PROBLEM DETAILS => From the listing below, work out how many lines contain "here". Reply with that number only.

(Dataset excerpts)
## begin
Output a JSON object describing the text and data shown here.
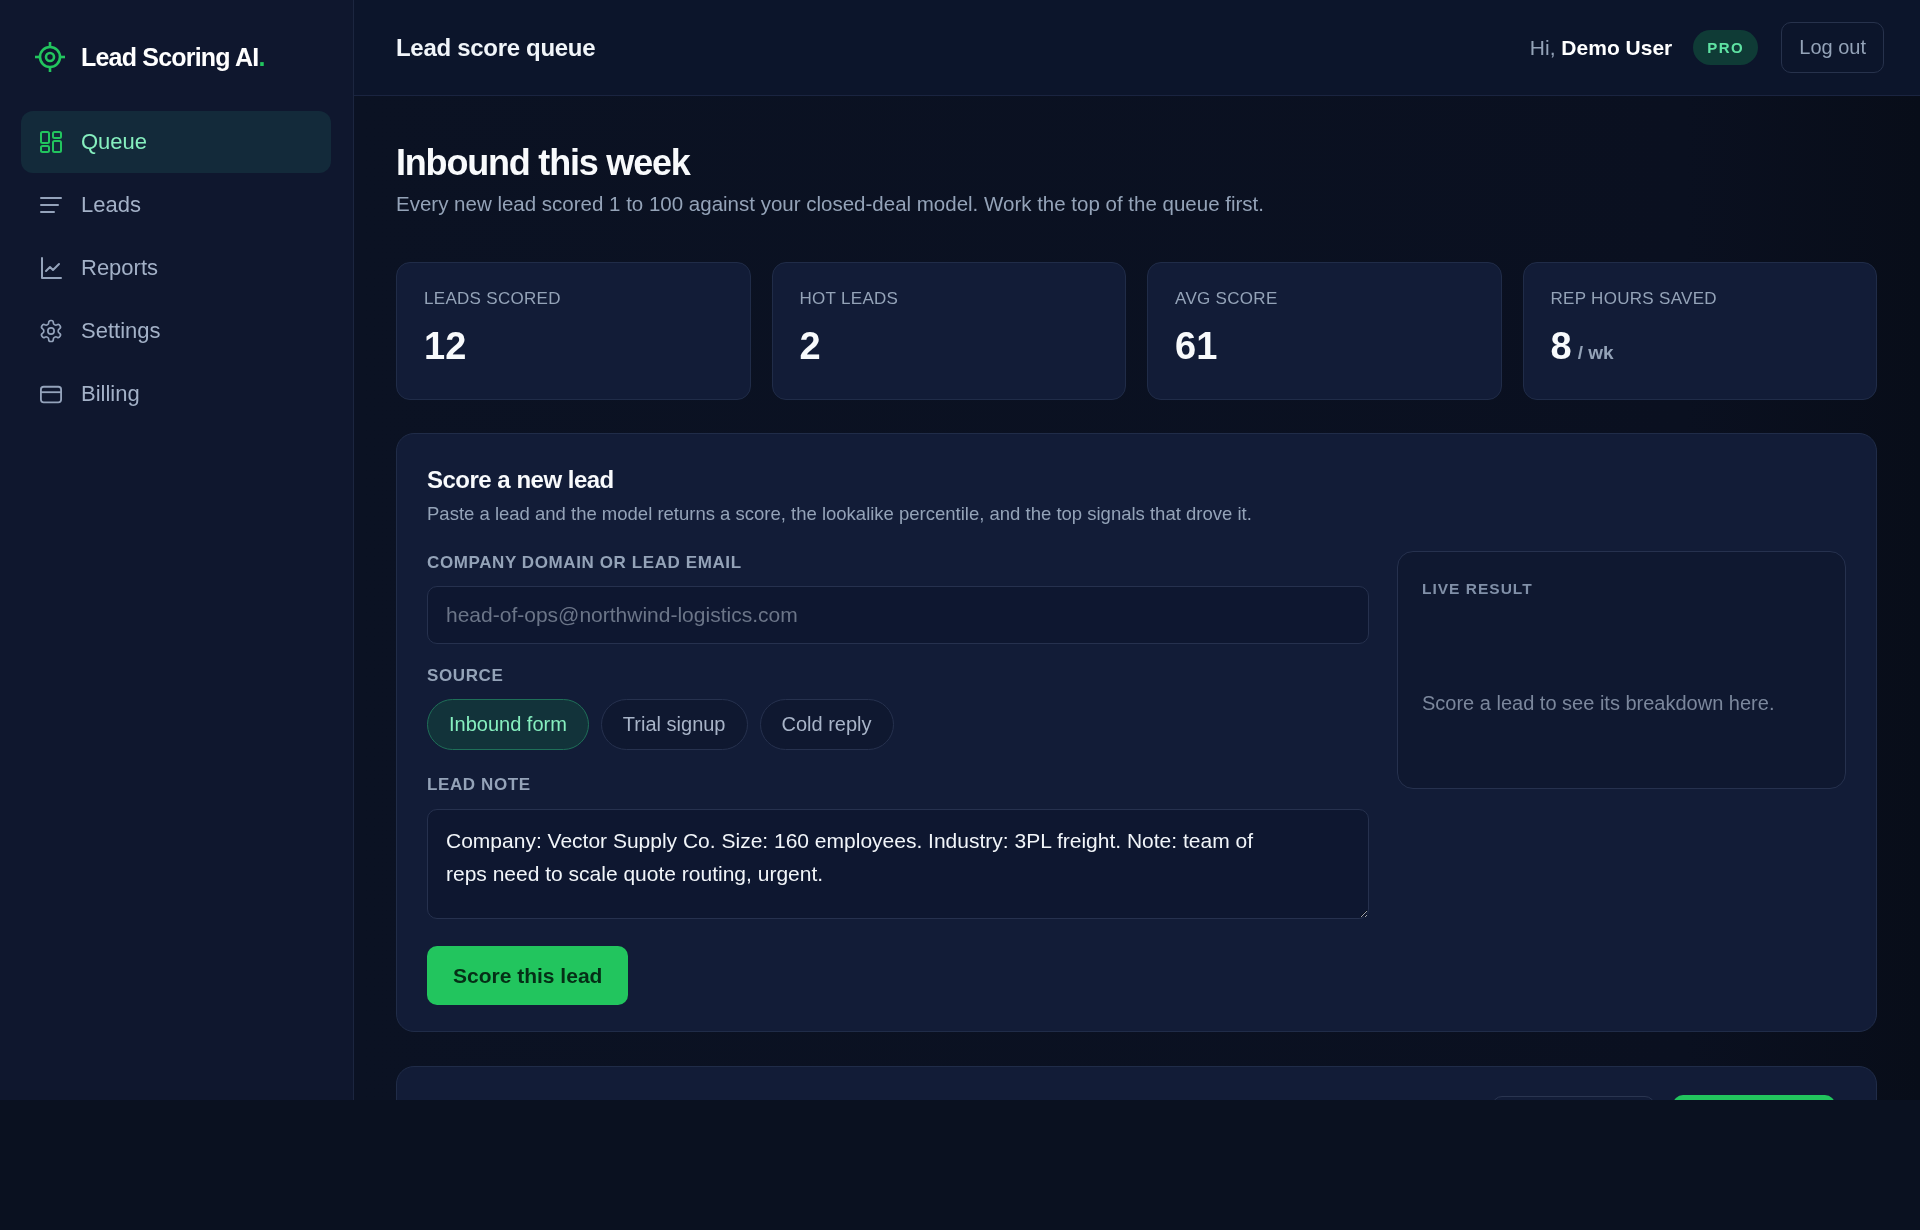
{
  "sidebar": {
    "brand": {
      "name": "Lead Scoring AI",
      "accent": "."
    },
    "items": [
      {
        "label": "Queue",
        "selected": true
      },
      {
        "label": "Leads",
        "selected": false
      },
      {
        "label": "Reports",
        "selected": false
      },
      {
        "label": "Settings",
        "selected": false
      },
      {
        "label": "Billing",
        "selected": false
      }
    ]
  },
  "header": {
    "title": "Lead score queue",
    "greeting": "Hi, **Demo User**",
    "plan_badge": "PRO",
    "logout_button": "Log out"
  },
  "intro": {
    "title": "Inbound this week",
    "subtitle": "Every new lead scored 1 to 100 against your closed-deal model. Work the top of the queue first."
  },
  "stats": [
    {
      "label": "LEADS SCORED",
      "value": "12"
    },
    {
      "label": "HOT LEADS",
      "value": "2"
    },
    {
      "label": "AVG SCORE",
      "value": "61"
    },
    {
      "label": "REP HOURS SAVED",
      "value": "8",
      "unit": "/ wk"
    }
  ],
  "score_form": {
    "title": "Score a new lead",
    "description": "Paste a lead and the model returns a score, the lookalike percentile, and the top signals that drove it.",
    "domain_field": {
      "label": "COMPANY DOMAIN OR LEAD EMAIL",
      "placeholder": "head-of-ops@northwind-logistics.com"
    },
    "source": {
      "label": "SOURCE",
      "options": [
        {
          "label": "Inbound form",
          "selected": true
        },
        {
          "label": "Trial signup",
          "selected": false
        },
        {
          "label": "Cold reply",
          "selected": false
        }
      ]
    },
    "note_field": {
      "label": "LEAD NOTE",
      "value": "Company: Vector Supply Co. Size: 160 employees. Industry: 3PL freight. Note: team of reps need to scale quote routing, urgent."
    },
    "submit_button": "Score this lead",
    "live_result": {
      "label": "LIVE RESULT",
      "empty_text": "Score a lead to see its breakdown here."
    }
  }
}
## end
RESULT => 2